- Task instructions: Using the data below, copy each line that includes the word "JSON".

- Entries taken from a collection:
******************************

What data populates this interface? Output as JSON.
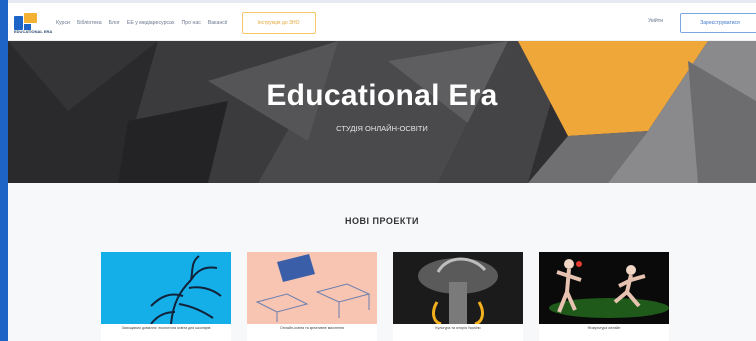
{
  "nav": {
    "logo_text": "EDUCATIONAL ERA",
    "menu": [
      "Курси",
      "Бібліотека",
      "Блог",
      "ЕЕ у медіаресурсах",
      "Про нас",
      "Вакансії"
    ],
    "cta_label": "Інструкція до ЗНО",
    "login_label": "Увійти",
    "register_label": "Зареєструватися"
  },
  "hero": {
    "title": "Educational Era",
    "subtitle": "СТУДІЯ ОНЛАЙН-ОСВІТИ"
  },
  "projects": {
    "title": "НОВІ ПРОЕКТИ",
    "cards": [
      {
        "caption": "Захищаємо довкілля: екологічна освіта для школярів"
      },
      {
        "caption": "Онлайн-освіта та креативне мислення"
      },
      {
        "caption": "Культура та історія України"
      },
      {
        "caption": "Фізкультура онлайн"
      }
    ]
  },
  "colors": {
    "accent_blue": "#1e63c6",
    "accent_orange": "#f0a73a",
    "hero_dark": "#2f2f31"
  }
}
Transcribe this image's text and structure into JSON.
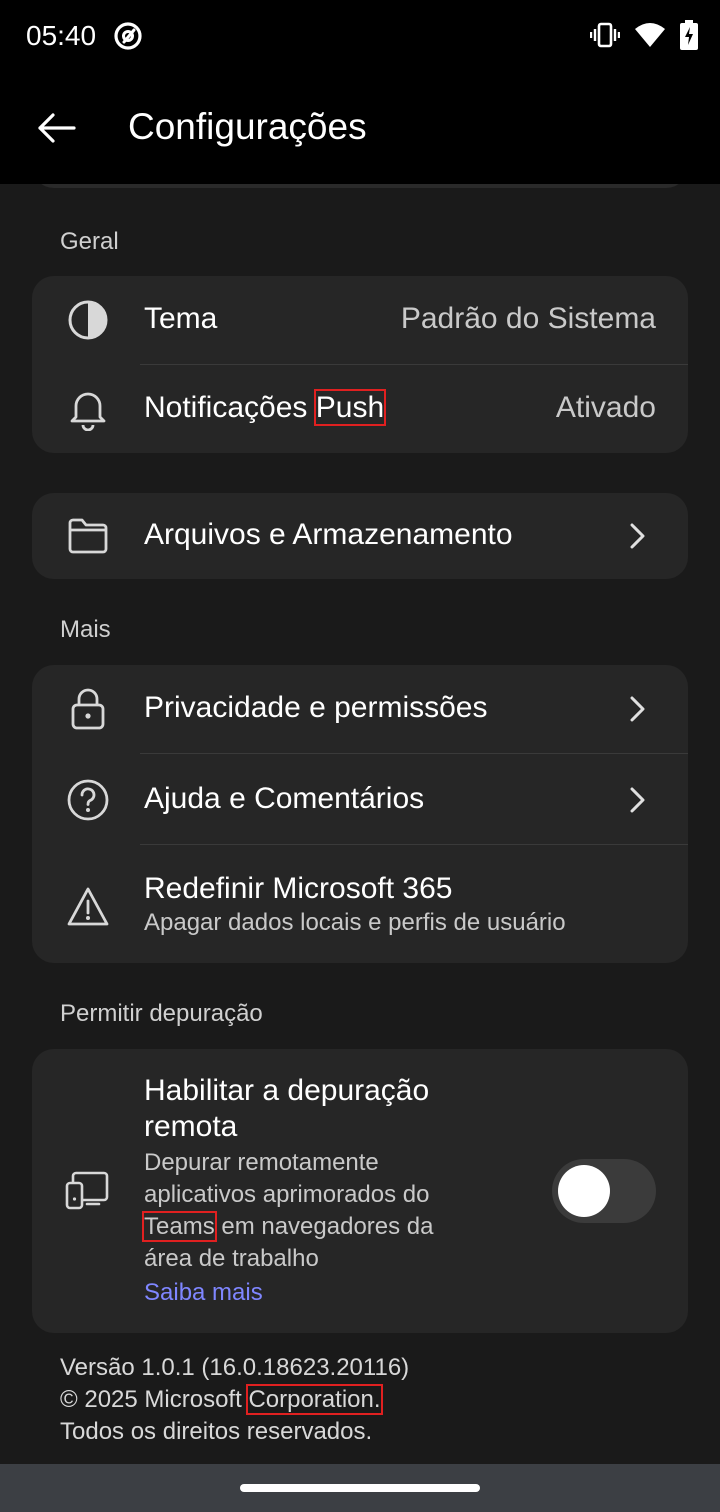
{
  "status_bar": {
    "time": "05:40",
    "icons": [
      "at-sign-icon",
      "vibrate-icon",
      "wifi-icon",
      "battery-charging-icon"
    ]
  },
  "app_bar": {
    "title": "Configurações",
    "back_icon": "arrow-left-icon"
  },
  "sections": {
    "geral": {
      "label": "Geral",
      "tema_label": "Tema",
      "tema_value": "Padrão do Sistema",
      "notif_label_a": "Notificações ",
      "notif_label_b": "Push",
      "notif_value": "Ativado"
    },
    "arquivos": {
      "label": "Arquivos e Armazenamento"
    },
    "mais": {
      "label": "Mais",
      "privacy_label": "Privacidade e permissões",
      "help_label": "Ajuda e Comentários",
      "reset_label": "Redefinir Microsoft 365",
      "reset_sub": "Apagar dados locais e perfis de usuário"
    },
    "debug": {
      "label": "Permitir depuração",
      "title_line1": "Habilitar a depuração",
      "title_line2": "remota",
      "desc_line1": "Depurar remotamente",
      "desc_line2": "aplicativos aprimorados do",
      "desc_line3_a": "Teams",
      "desc_line3_b": " em navegadores da",
      "desc_line4": "área de trabalho",
      "link": "Saiba mais",
      "toggle_on": false
    }
  },
  "footer": {
    "version": "Versão 1.0.1 (16.0.18623.20116)",
    "copyright_a": "© 2025 Microsoft ",
    "copyright_b": "Corporation.",
    "rights": "Todos os direitos reservados."
  },
  "colors": {
    "background": "#1a1a1a",
    "card": "#262626",
    "link": "#7f86ff",
    "highlight": "#e02020"
  }
}
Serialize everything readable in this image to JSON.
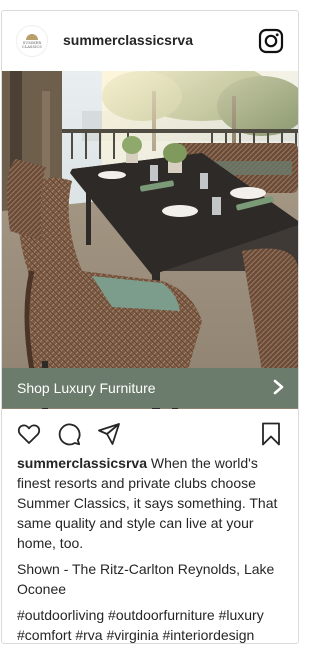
{
  "post": {
    "username": "summerclassicsrva",
    "avatar": {
      "line1": "SUMMER",
      "line2": "CLASSICS"
    },
    "shop_label": "Shop Luxury Furniture",
    "caption_user": "summerclassicsrva",
    "caption_text": "When the world's finest resorts and private clubs choose Summer Classics, it says something. That same quality and style can live at your home, too.",
    "shown_text": "Shown - The Ritz-Carlton Reynolds, Lake Oconee",
    "hashtags": "#outdoorliving #outdoorfurniture #luxury #comfort #rva #virginia #interiordesign"
  },
  "icons": {
    "header": "instagram-icon",
    "shop": "chevron-right-icon",
    "actions": [
      "heart-icon",
      "comment-icon",
      "share-icon",
      "bookmark-icon"
    ]
  },
  "colors": {
    "shop_bar": "#6b7b6c",
    "text": "#262626",
    "border": "#dbdbdb"
  }
}
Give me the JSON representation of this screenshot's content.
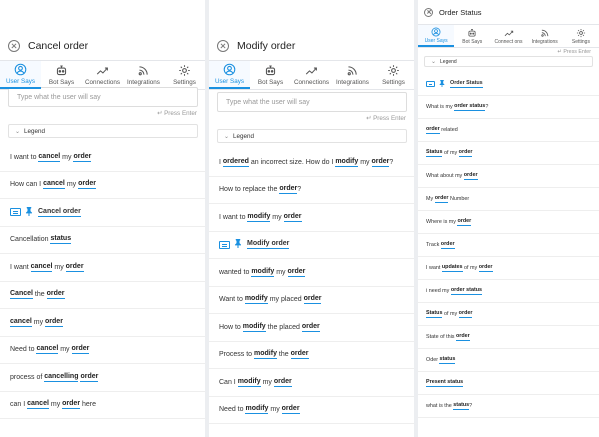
{
  "theme": {
    "accent": "#1a90e0"
  },
  "tabs": [
    {
      "label": "User Says",
      "icon": "user-circle-icon"
    },
    {
      "label": "Bot Says",
      "icon": "robot-icon"
    },
    {
      "label": "Connections",
      "icon": "trend-line-icon"
    },
    {
      "label": "Integrations",
      "icon": "broadcast-icon"
    },
    {
      "label": "Settings",
      "icon": "gear-icon"
    }
  ],
  "tabs_small": [
    {
      "label": "User Says"
    },
    {
      "label": "Bot Says"
    },
    {
      "label": "Connect ons"
    },
    {
      "label": "Integrations"
    },
    {
      "label": "Settings"
    }
  ],
  "input": {
    "placeholder": "Type what the user will say"
  },
  "press_enter": "Press Enter",
  "legend": "Legend",
  "panels": [
    {
      "title": "Cancel order",
      "rows": [
        {
          "type": "phrase",
          "parts": [
            {
              "t": "I want to "
            },
            {
              "t": "cancel",
              "k": 1
            },
            {
              "t": " my "
            },
            {
              "t": "order",
              "k": 1
            }
          ]
        },
        {
          "type": "phrase",
          "parts": [
            {
              "t": "How can I "
            },
            {
              "t": "cancel",
              "k": 1
            },
            {
              "t": " my "
            },
            {
              "t": "order",
              "k": 1
            }
          ]
        },
        {
          "type": "intent",
          "label": "Cancel order"
        },
        {
          "type": "phrase",
          "parts": [
            {
              "t": "Cancellation "
            },
            {
              "t": "status",
              "k": 1
            }
          ]
        },
        {
          "type": "phrase",
          "parts": [
            {
              "t": "I want "
            },
            {
              "t": "cancel",
              "k": 1
            },
            {
              "t": " my "
            },
            {
              "t": "order",
              "k": 1
            }
          ]
        },
        {
          "type": "phrase",
          "parts": [
            {
              "t": "Cancel",
              "k": 1
            },
            {
              "t": " the "
            },
            {
              "t": "order",
              "k": 1
            }
          ]
        },
        {
          "type": "phrase",
          "parts": [
            {
              "t": "cancel",
              "k": 1
            },
            {
              "t": " my "
            },
            {
              "t": "order",
              "k": 1
            }
          ]
        },
        {
          "type": "phrase",
          "parts": [
            {
              "t": "Need to "
            },
            {
              "t": "cancel",
              "k": 1
            },
            {
              "t": " my "
            },
            {
              "t": "order",
              "k": 1
            }
          ]
        },
        {
          "type": "phrase",
          "parts": [
            {
              "t": "process of "
            },
            {
              "t": "cancelling",
              "k": 1
            },
            {
              "t": " "
            },
            {
              "t": "order",
              "k": 1
            }
          ]
        },
        {
          "type": "phrase",
          "parts": [
            {
              "t": "can I "
            },
            {
              "t": "cancel",
              "k": 1
            },
            {
              "t": " my "
            },
            {
              "t": "order",
              "k": 1
            },
            {
              "t": " here"
            }
          ]
        }
      ]
    },
    {
      "title": "Modify order",
      "rows": [
        {
          "type": "phrase",
          "parts": [
            {
              "t": "I "
            },
            {
              "t": "ordered",
              "k": 1
            },
            {
              "t": " an incorrect size. How do I "
            },
            {
              "t": "modify",
              "k": 1
            },
            {
              "t": " my "
            },
            {
              "t": "order",
              "k": 1
            },
            {
              "t": "?"
            }
          ]
        },
        {
          "type": "phrase",
          "parts": [
            {
              "t": "How to replace the "
            },
            {
              "t": "order",
              "k": 1
            },
            {
              "t": "?"
            }
          ]
        },
        {
          "type": "phrase",
          "parts": [
            {
              "t": "I want to "
            },
            {
              "t": "modify",
              "k": 1
            },
            {
              "t": " my "
            },
            {
              "t": "order",
              "k": 1
            }
          ]
        },
        {
          "type": "intent",
          "label": "Modify order"
        },
        {
          "type": "phrase",
          "parts": [
            {
              "t": "wanted to "
            },
            {
              "t": "modify",
              "k": 1
            },
            {
              "t": " my "
            },
            {
              "t": "order",
              "k": 1
            }
          ]
        },
        {
          "type": "phrase",
          "parts": [
            {
              "t": "Want to "
            },
            {
              "t": "modify",
              "k": 1
            },
            {
              "t": " my placed "
            },
            {
              "t": "order",
              "k": 1
            }
          ]
        },
        {
          "type": "phrase",
          "parts": [
            {
              "t": "How to "
            },
            {
              "t": "modify",
              "k": 1
            },
            {
              "t": " the placed "
            },
            {
              "t": "order",
              "k": 1
            }
          ]
        },
        {
          "type": "phrase",
          "parts": [
            {
              "t": "Process to "
            },
            {
              "t": "modify",
              "k": 1
            },
            {
              "t": " the "
            },
            {
              "t": "order",
              "k": 1
            }
          ]
        },
        {
          "type": "phrase",
          "parts": [
            {
              "t": "Can I "
            },
            {
              "t": "modify",
              "k": 1
            },
            {
              "t": " my "
            },
            {
              "t": "order",
              "k": 1
            }
          ]
        },
        {
          "type": "phrase",
          "parts": [
            {
              "t": "Need to "
            },
            {
              "t": "modify",
              "k": 1
            },
            {
              "t": " my "
            },
            {
              "t": "order",
              "k": 1
            }
          ]
        }
      ]
    },
    {
      "title": "Order Status",
      "rows": [
        {
          "type": "intent",
          "label": "Order Status"
        },
        {
          "type": "phrase",
          "parts": [
            {
              "t": "What is my "
            },
            {
              "t": "order status",
              "k": 1
            },
            {
              "t": "?"
            }
          ]
        },
        {
          "type": "phrase",
          "parts": [
            {
              "t": "order",
              "k": 1
            },
            {
              "t": " related"
            }
          ]
        },
        {
          "type": "phrase",
          "parts": [
            {
              "t": "Status",
              "k": 1
            },
            {
              "t": " of my "
            },
            {
              "t": "order",
              "k": 1
            }
          ]
        },
        {
          "type": "phrase",
          "parts": [
            {
              "t": "What about my "
            },
            {
              "t": "order",
              "k": 1
            }
          ]
        },
        {
          "type": "phrase",
          "parts": [
            {
              "t": "My "
            },
            {
              "t": "order",
              "k": 1
            },
            {
              "t": " Number"
            }
          ]
        },
        {
          "type": "phrase",
          "parts": [
            {
              "t": "Where is my "
            },
            {
              "t": "order",
              "k": 1
            }
          ]
        },
        {
          "type": "phrase",
          "parts": [
            {
              "t": "Track "
            },
            {
              "t": "order",
              "k": 1
            }
          ]
        },
        {
          "type": "phrase",
          "parts": [
            {
              "t": "I want "
            },
            {
              "t": "updates",
              "k": 1
            },
            {
              "t": " of my "
            },
            {
              "t": "order",
              "k": 1
            }
          ]
        },
        {
          "type": "phrase",
          "parts": [
            {
              "t": "i need my "
            },
            {
              "t": "order status",
              "k": 1
            }
          ]
        },
        {
          "type": "phrase",
          "parts": [
            {
              "t": "Status",
              "k": 1
            },
            {
              "t": " of my "
            },
            {
              "t": "order",
              "k": 1
            }
          ]
        },
        {
          "type": "phrase",
          "parts": [
            {
              "t": "State of this "
            },
            {
              "t": "order",
              "k": 1
            }
          ]
        },
        {
          "type": "phrase",
          "parts": [
            {
              "t": "Oder "
            },
            {
              "t": "status",
              "k": 1
            }
          ]
        },
        {
          "type": "phrase",
          "parts": [
            {
              "t": "Present status",
              "k": 1
            }
          ]
        },
        {
          "type": "phrase",
          "parts": [
            {
              "t": "what is the "
            },
            {
              "t": "status",
              "k": 1
            },
            {
              "t": "?"
            }
          ]
        }
      ]
    }
  ]
}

******************************

- Answer to the exercise:
What data populates this interface? Output as JSON.
Transcribe this image's text and structure into JSON.
Serialize everything readable in this image to JSON.
Give me the JSON representation of this screenshot's content.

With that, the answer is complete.